Leave out the pictures and retype exactly the lines from the line with "What data populates" through the end of the listing below.

** MATERIAL TO PROCESS **
◇ ◇ ◇

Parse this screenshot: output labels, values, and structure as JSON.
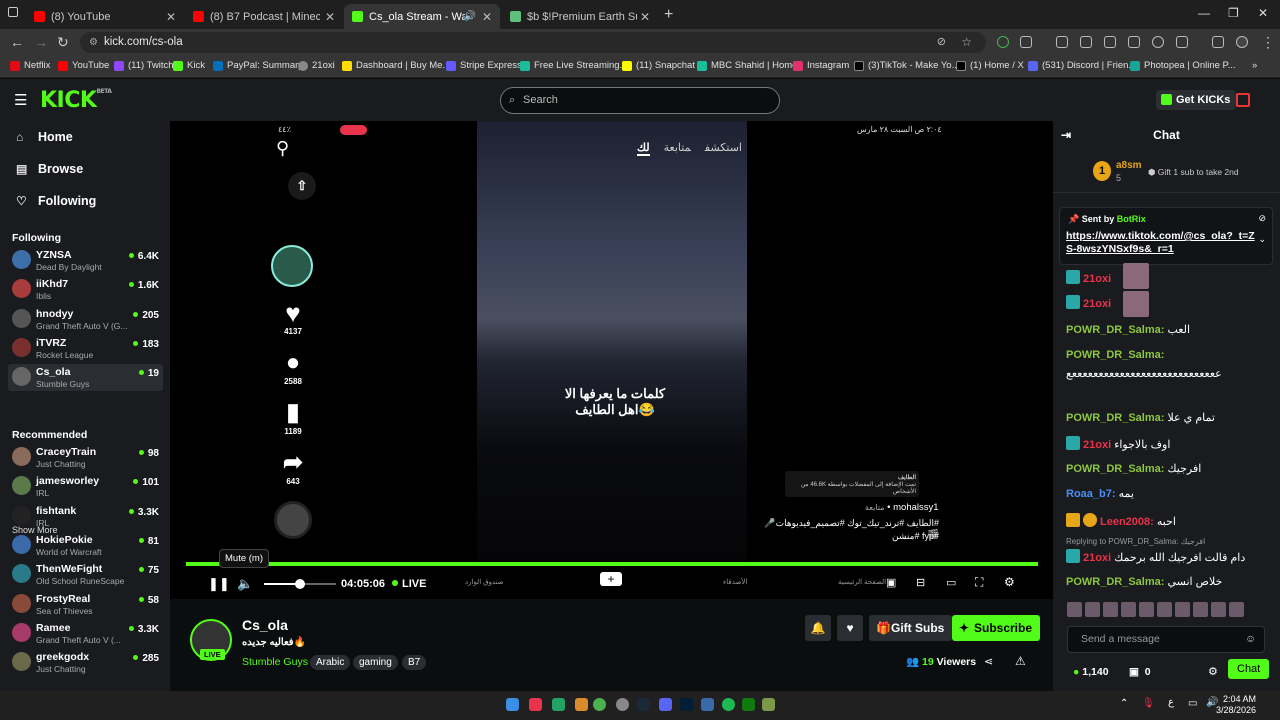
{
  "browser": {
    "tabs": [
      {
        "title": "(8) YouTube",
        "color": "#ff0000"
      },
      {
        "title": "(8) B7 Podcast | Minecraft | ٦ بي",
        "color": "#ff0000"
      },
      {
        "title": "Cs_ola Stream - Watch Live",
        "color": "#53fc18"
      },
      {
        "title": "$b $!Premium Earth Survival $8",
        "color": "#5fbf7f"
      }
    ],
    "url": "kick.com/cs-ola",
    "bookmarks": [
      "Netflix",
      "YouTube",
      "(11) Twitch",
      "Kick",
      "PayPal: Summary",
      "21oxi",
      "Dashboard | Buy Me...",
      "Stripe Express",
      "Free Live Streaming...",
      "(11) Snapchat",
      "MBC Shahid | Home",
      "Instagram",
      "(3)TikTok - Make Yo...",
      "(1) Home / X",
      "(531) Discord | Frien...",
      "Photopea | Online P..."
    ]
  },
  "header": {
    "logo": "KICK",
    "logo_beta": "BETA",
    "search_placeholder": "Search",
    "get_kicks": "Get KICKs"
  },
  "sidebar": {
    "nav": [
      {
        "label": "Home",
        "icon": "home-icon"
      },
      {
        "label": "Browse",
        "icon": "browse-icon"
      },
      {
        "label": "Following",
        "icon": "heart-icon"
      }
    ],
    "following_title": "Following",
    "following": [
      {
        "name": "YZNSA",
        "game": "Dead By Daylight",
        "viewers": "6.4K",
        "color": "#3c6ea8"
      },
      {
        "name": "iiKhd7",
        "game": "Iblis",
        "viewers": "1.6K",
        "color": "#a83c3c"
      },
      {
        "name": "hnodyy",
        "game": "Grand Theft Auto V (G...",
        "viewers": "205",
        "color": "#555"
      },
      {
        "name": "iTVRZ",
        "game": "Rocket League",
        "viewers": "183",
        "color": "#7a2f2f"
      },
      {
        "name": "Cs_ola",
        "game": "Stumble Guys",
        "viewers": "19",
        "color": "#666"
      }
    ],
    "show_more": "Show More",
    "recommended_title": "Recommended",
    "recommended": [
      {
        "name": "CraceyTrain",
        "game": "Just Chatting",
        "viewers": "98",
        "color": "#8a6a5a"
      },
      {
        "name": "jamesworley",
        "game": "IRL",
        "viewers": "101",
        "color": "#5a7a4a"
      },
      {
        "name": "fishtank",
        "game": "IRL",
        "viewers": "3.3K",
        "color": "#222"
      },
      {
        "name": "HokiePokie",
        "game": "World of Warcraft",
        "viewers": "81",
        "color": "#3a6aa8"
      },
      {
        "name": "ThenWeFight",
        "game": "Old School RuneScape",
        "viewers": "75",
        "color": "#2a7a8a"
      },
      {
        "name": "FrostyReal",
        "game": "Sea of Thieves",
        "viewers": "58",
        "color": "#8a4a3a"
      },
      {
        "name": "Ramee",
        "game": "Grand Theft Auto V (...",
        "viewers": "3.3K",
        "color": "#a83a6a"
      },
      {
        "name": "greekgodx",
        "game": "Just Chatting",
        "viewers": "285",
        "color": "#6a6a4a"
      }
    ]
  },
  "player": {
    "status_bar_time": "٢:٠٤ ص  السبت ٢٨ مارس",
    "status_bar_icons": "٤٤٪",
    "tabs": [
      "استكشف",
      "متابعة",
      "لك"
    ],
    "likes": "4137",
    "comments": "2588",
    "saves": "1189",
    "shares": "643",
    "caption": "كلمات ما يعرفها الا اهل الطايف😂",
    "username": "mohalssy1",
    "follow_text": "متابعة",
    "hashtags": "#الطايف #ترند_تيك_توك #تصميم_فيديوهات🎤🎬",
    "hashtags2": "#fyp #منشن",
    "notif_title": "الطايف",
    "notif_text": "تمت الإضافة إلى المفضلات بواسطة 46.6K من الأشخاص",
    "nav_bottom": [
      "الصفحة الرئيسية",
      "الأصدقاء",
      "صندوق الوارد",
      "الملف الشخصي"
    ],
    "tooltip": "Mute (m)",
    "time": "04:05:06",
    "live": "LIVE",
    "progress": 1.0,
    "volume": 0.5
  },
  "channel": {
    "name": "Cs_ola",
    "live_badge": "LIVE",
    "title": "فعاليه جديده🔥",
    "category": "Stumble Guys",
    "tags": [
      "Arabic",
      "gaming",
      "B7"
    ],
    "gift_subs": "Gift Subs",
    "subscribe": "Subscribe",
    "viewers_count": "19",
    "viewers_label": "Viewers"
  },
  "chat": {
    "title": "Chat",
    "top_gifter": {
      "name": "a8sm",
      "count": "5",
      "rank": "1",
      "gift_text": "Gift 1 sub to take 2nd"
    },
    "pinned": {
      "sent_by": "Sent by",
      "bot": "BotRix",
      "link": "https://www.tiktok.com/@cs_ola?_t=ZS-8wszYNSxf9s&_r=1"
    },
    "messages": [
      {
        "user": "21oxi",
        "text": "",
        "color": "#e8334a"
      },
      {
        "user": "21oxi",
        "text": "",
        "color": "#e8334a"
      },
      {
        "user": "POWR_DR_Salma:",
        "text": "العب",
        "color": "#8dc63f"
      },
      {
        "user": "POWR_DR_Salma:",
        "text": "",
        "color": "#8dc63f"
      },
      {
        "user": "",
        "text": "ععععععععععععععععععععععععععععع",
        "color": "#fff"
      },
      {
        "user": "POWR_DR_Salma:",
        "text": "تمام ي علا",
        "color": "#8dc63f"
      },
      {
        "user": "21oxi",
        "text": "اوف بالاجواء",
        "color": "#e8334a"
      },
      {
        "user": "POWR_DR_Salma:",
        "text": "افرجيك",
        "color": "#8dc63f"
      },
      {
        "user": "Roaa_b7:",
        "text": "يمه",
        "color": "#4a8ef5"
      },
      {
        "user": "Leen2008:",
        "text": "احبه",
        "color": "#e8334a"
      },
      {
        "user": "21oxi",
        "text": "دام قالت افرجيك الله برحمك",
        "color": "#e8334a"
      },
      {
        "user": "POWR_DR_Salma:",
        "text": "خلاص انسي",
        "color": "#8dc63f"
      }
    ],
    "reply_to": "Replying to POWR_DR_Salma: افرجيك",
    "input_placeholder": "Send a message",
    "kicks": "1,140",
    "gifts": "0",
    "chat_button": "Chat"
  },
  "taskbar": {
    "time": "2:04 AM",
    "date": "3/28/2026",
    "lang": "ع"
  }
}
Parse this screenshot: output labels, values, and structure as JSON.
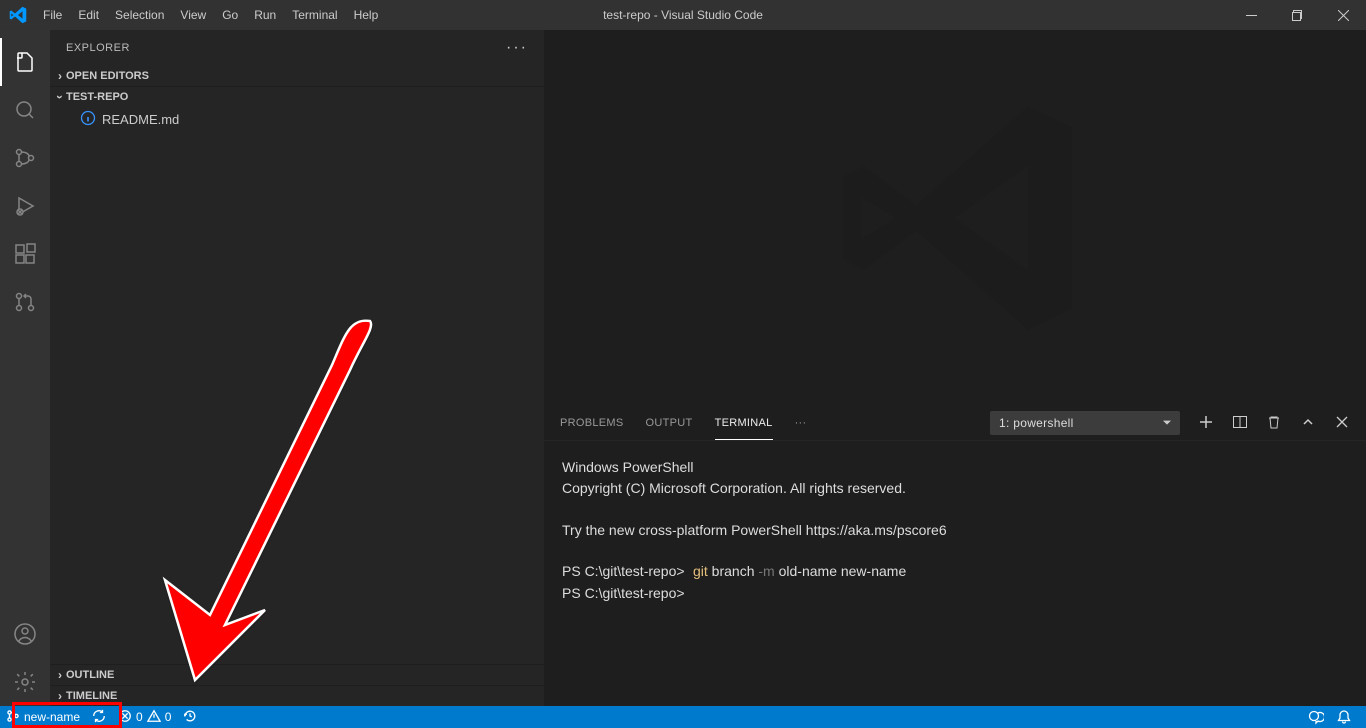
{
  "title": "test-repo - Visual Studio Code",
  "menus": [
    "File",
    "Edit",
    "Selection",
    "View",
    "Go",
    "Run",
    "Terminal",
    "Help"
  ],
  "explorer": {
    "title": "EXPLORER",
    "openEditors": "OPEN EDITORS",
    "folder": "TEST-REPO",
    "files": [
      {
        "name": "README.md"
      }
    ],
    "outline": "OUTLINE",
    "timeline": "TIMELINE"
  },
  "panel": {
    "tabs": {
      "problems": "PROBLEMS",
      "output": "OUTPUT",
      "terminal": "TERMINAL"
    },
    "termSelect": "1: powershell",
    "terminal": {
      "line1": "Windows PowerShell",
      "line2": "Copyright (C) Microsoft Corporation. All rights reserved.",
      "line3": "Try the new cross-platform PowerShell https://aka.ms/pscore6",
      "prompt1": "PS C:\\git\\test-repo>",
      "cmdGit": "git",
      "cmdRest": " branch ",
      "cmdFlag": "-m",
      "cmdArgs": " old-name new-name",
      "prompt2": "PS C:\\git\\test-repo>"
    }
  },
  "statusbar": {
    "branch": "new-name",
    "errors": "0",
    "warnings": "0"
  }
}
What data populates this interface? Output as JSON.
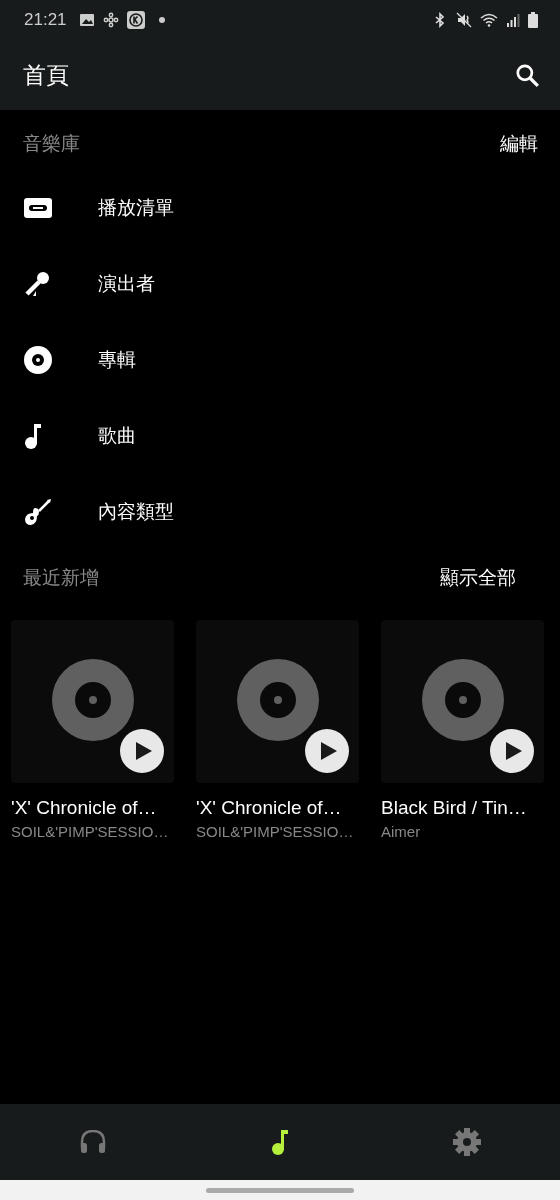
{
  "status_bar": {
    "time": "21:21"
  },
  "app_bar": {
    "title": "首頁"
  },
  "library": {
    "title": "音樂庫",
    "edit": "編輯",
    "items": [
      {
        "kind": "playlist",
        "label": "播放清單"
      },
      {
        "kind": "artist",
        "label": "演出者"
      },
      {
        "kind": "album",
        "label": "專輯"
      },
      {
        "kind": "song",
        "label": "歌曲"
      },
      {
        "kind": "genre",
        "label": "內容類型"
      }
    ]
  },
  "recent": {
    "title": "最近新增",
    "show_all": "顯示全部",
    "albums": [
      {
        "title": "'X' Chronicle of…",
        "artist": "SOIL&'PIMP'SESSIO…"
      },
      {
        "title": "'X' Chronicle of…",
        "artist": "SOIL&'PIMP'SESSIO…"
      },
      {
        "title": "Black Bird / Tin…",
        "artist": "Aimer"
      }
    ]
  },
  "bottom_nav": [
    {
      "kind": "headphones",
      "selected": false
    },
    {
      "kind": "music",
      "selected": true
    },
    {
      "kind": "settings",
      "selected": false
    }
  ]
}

◇ ◇ ◇

** RESPONSE TO THE TASK **
What data populates this interface? Output as JSON.
{
  "status_bar": {
    "time": "21:21"
  },
  "app_bar": {
    "title": "首頁"
  },
  "library": {
    "title": "音樂庫",
    "edit": "編輯",
    "items": [
      {
        "kind": "playlist",
        "label": "播放清單"
      },
      {
        "kind": "artist",
        "label": "演出者"
      },
      {
        "kind": "album",
        "label": "專輯"
      },
      {
        "kind": "song",
        "label": "歌曲"
      },
      {
        "kind": "genre",
        "label": "內容類型"
      }
    ]
  },
  "recent": {
    "title": "最近新增",
    "show_all": "顯示全部",
    "albums": [
      {
        "title": "'X' Chronicle of…",
        "artist": "SOIL&'PIMP'SESSIO…"
      },
      {
        "title": "'X' Chronicle of…",
        "artist": "SOIL&'PIMP'SESSIO…"
      },
      {
        "title": "Black Bird / Tin…",
        "artist": "Aimer"
      }
    ]
  },
  "bottom_nav": [
    {
      "kind": "headphones",
      "selected": false
    },
    {
      "kind": "music",
      "selected": true
    },
    {
      "kind": "settings",
      "selected": false
    }
  ]
}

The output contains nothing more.